> **INPUT ROWS**

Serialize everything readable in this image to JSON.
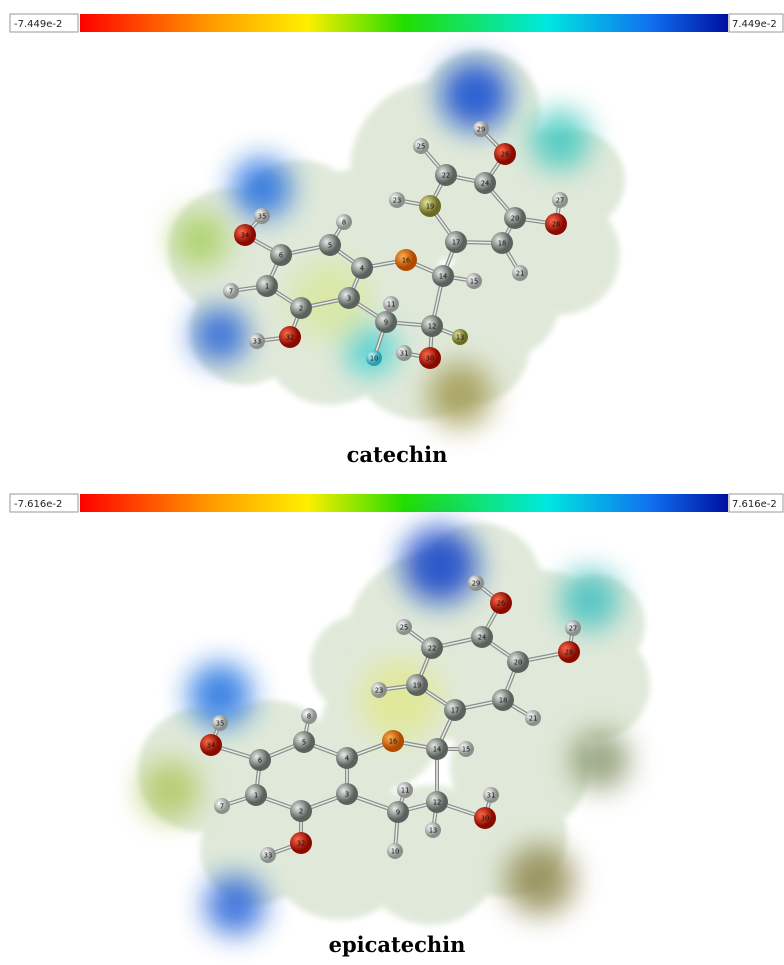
{
  "panels": [
    {
      "scale": {
        "min_label": "-7.449e-2",
        "max_label": "7.449e-2"
      },
      "atoms": [
        "1",
        "2",
        "3",
        "4",
        "5",
        "6",
        "7",
        "8",
        "9",
        "10",
        "11",
        "12",
        "13",
        "14",
        "15",
        "16",
        "17",
        "18",
        "19",
        "20",
        "21",
        "22",
        "23",
        "24",
        "25",
        "26",
        "27",
        "28",
        "29",
        "30",
        "31",
        "32",
        "33",
        "34",
        "35"
      ],
      "caption": "catechin"
    },
    {
      "scale": {
        "min_label": "-7.616e-2",
        "max_label": "7.616e-2"
      },
      "atoms": [
        "1",
        "2",
        "3",
        "4",
        "5",
        "6",
        "7",
        "8",
        "9",
        "10",
        "11",
        "12",
        "13",
        "14",
        "15",
        "16",
        "17",
        "18",
        "19",
        "20",
        "21",
        "22",
        "23",
        "24",
        "25",
        "26",
        "27",
        "28",
        "29",
        "30",
        "31",
        "32",
        "33",
        "34",
        "35"
      ],
      "caption": "epicatechin"
    }
  ]
}
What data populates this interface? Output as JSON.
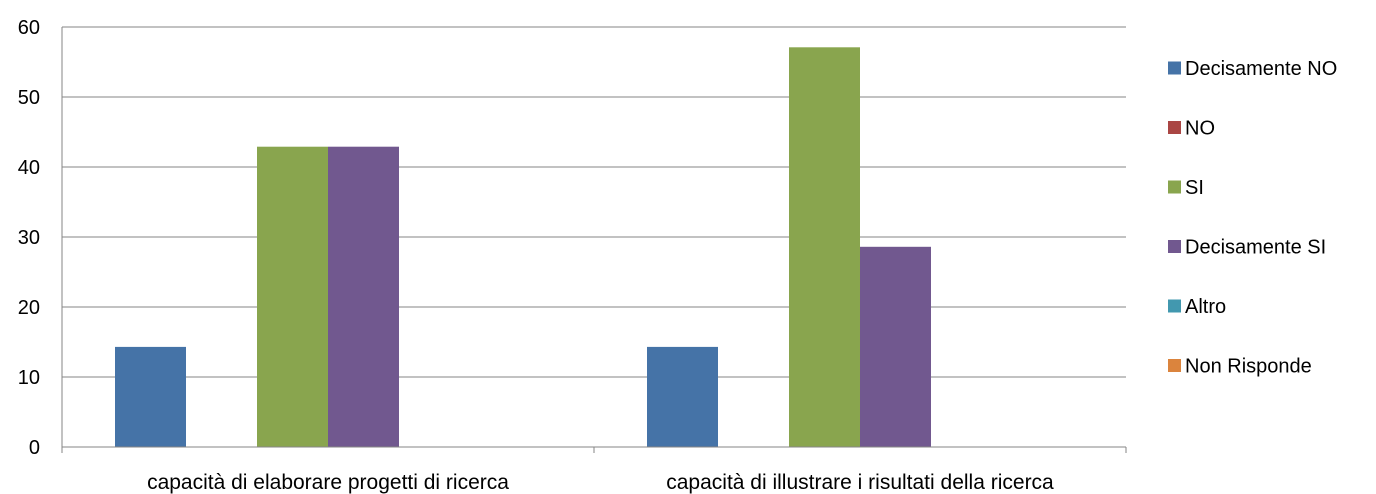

> **GIVEN INSTRUCTION**
Gather all lines from the listing above in which "this" occurs.

> **TASK ANSWER**
Serialize everything readable in this image to JSON.
What data populates this interface? Output as JSON.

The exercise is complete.